Your task is to copy every line of the records below that contains "Barcelona".

§ **Data in this exercise**:
──────────

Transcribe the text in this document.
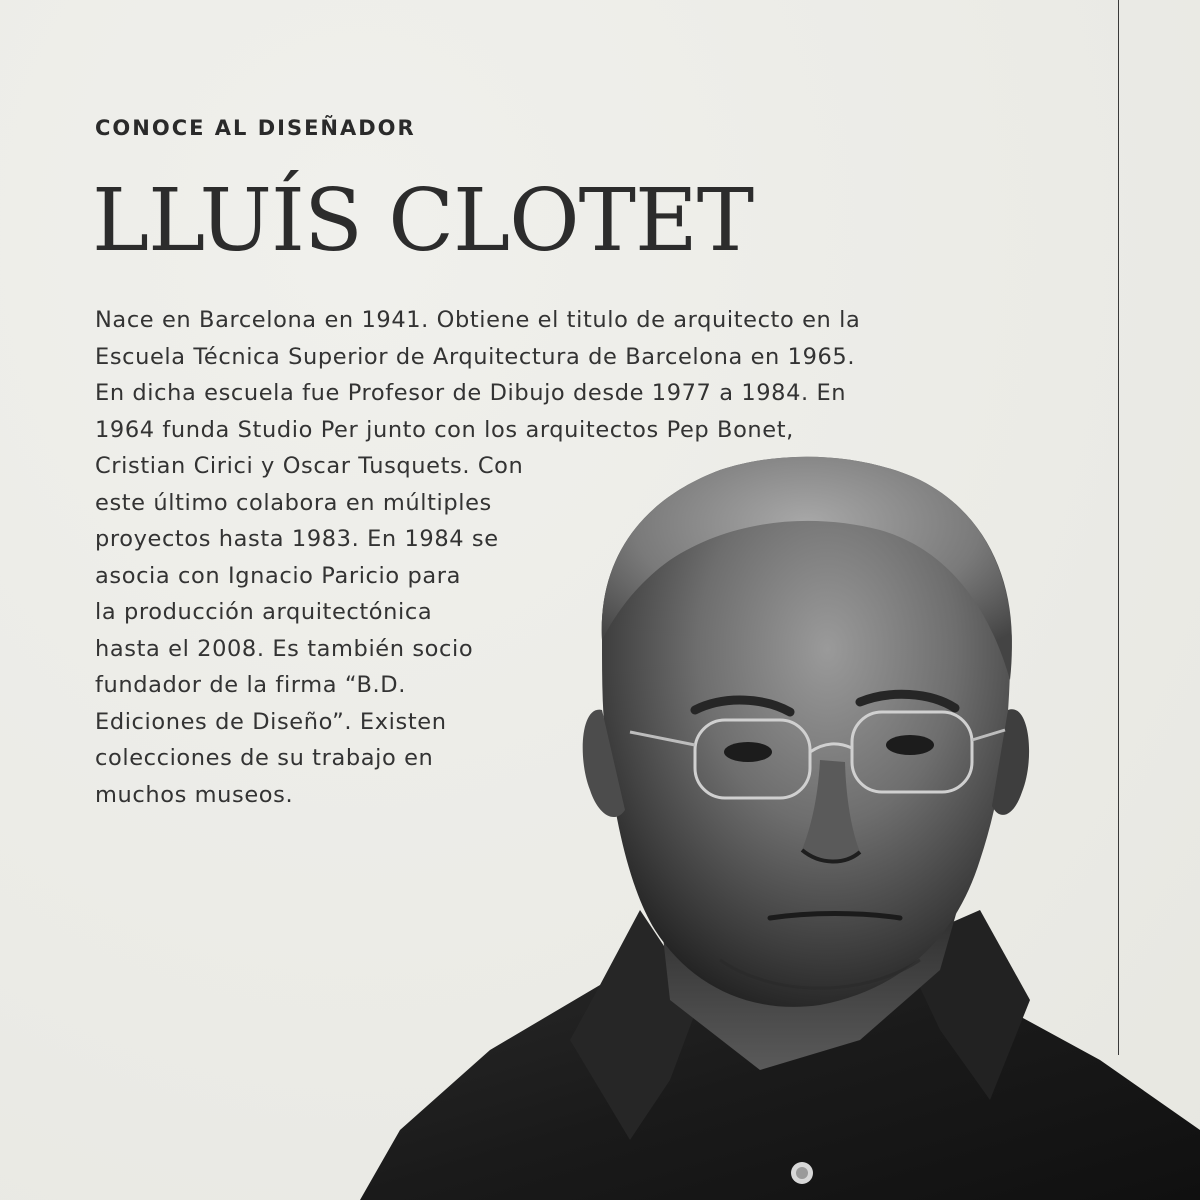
CONOCE AL DISEÑADOR
LLUÍS CLOTET
Nace en Barcelona en 1941. Obtiene el titulo de arquitecto en la
Escuela Técnica Superior de Arquitectura de Barcelona en 1965.
En dicha escuela fue Profesor de Dibujo desde 1977 a 1984. En
1964 funda Studio Per junto con los arquitectos Pep Bonet,
Cristian Cirici y Oscar Tusquets. Con
este último colabora en múltiples
proyectos hasta 1983. En 1984 se
asocia con Ignacio Paricio para
la producción arquitectónica
hasta el 2008. Es también socio
fundador de la firma “B.D.
Ediciones de Diseño”. Existen
colecciones de su trabajo en
muchos museos.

──────────

§ **The completed task**:
Nace en Barcelona en 1941. Obtiene el titulo de arquitecto en la
Escuela Técnica Superior de Arquitectura de Barcelona en 1965.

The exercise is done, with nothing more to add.